Scan the listing below. Report each line that includes "Mois".
--- START OF Source records ---
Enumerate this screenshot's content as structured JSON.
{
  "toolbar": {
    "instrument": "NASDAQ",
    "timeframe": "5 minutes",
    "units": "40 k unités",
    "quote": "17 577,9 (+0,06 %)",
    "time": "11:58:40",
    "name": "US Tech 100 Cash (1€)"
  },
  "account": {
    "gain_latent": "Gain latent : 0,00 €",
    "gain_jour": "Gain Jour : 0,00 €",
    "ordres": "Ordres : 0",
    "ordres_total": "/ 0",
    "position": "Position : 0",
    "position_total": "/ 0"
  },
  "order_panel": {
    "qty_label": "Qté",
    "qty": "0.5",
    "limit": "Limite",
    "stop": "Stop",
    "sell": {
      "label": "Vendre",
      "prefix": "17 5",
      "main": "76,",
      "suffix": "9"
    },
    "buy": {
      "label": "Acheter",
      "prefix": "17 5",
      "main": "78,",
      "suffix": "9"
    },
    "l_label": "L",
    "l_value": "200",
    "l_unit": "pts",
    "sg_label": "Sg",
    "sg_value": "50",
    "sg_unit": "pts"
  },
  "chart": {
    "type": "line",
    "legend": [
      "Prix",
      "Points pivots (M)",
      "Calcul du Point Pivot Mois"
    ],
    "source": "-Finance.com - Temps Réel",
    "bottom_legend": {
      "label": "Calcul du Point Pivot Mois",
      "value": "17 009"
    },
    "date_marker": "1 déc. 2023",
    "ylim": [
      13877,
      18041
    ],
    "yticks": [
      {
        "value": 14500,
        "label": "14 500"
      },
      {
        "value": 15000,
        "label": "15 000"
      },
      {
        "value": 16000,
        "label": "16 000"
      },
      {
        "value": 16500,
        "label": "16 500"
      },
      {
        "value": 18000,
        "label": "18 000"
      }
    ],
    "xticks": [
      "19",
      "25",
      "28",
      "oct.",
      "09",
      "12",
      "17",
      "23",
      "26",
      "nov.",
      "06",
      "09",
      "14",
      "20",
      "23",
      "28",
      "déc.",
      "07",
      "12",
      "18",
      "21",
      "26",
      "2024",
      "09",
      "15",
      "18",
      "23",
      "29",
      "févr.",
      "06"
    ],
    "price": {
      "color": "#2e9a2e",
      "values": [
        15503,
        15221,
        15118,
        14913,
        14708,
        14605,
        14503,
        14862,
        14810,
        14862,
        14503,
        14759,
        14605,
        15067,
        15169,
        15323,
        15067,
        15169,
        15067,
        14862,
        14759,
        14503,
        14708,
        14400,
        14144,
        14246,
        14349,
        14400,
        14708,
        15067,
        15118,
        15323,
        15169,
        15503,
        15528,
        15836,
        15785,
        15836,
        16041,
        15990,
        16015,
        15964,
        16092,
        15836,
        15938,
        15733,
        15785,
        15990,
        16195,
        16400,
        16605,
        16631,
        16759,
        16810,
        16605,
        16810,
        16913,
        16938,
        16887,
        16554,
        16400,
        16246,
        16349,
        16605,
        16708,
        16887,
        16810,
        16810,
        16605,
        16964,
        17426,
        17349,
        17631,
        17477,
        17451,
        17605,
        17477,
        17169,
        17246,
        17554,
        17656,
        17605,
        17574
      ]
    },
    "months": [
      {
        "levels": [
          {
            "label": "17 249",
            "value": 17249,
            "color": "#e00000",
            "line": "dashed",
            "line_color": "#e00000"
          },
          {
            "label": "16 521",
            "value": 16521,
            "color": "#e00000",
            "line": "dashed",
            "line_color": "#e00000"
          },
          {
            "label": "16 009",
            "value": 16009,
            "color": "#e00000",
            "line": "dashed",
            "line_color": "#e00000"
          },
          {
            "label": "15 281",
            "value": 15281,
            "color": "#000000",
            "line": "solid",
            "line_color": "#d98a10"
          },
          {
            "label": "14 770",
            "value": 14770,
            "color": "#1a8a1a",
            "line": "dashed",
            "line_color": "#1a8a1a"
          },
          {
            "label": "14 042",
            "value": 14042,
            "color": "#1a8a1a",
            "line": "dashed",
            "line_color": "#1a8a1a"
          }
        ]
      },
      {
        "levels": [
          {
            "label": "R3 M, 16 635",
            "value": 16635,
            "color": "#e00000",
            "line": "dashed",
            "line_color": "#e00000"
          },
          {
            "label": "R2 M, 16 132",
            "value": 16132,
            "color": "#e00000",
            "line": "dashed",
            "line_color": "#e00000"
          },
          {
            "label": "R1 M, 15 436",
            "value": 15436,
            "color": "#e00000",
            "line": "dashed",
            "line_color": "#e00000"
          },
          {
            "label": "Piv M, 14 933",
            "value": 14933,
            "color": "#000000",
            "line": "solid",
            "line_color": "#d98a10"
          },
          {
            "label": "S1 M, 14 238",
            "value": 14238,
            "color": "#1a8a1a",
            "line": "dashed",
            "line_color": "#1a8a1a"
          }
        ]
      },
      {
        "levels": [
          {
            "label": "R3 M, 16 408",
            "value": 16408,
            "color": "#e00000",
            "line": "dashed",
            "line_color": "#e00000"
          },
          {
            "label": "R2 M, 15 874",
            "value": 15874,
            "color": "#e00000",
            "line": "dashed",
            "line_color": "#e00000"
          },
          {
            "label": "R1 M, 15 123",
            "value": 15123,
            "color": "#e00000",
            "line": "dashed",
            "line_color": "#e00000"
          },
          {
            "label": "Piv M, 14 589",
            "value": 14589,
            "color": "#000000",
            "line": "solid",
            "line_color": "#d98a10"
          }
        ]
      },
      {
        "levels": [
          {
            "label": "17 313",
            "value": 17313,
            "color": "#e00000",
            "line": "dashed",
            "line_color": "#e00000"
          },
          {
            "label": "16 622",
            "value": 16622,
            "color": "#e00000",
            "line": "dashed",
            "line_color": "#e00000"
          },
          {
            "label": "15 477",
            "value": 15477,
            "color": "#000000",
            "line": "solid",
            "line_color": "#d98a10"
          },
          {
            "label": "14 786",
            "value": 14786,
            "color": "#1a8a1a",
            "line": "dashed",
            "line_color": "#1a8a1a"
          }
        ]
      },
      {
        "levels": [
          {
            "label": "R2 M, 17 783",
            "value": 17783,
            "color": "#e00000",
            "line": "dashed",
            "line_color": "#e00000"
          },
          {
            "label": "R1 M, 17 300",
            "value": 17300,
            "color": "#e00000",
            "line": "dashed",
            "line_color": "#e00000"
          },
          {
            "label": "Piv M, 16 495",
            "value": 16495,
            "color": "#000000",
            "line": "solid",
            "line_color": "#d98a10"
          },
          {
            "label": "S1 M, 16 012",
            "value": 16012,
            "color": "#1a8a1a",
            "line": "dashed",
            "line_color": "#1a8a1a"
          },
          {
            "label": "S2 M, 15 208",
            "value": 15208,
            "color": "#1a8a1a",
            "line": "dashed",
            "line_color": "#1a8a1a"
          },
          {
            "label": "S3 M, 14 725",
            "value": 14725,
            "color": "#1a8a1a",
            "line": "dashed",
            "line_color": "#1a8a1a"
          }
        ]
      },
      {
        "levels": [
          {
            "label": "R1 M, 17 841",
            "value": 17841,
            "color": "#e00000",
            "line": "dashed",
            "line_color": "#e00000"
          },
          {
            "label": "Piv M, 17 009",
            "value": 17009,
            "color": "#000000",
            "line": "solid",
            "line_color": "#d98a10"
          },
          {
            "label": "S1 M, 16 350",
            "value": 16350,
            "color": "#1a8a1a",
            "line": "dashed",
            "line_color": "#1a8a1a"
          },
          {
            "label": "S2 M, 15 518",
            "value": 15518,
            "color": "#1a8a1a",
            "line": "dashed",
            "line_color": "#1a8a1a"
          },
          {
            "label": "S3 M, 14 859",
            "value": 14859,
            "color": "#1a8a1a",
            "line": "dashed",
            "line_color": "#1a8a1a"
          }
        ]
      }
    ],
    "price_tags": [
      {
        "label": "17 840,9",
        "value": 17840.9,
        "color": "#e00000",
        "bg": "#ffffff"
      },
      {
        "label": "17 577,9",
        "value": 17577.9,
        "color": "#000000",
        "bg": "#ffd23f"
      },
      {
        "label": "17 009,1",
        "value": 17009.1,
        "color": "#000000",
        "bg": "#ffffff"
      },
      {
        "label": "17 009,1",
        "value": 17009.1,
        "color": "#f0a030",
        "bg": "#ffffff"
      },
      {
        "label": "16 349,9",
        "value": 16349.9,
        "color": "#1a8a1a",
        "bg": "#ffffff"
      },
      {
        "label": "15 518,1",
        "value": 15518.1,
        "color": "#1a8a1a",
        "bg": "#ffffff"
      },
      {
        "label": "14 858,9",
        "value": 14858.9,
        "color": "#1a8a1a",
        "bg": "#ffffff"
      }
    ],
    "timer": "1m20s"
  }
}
--- END OF Source records ---
Complete answer ::
      "Calcul du Point Pivot Mois"
      "label": "Calcul du Point Pivot Mois",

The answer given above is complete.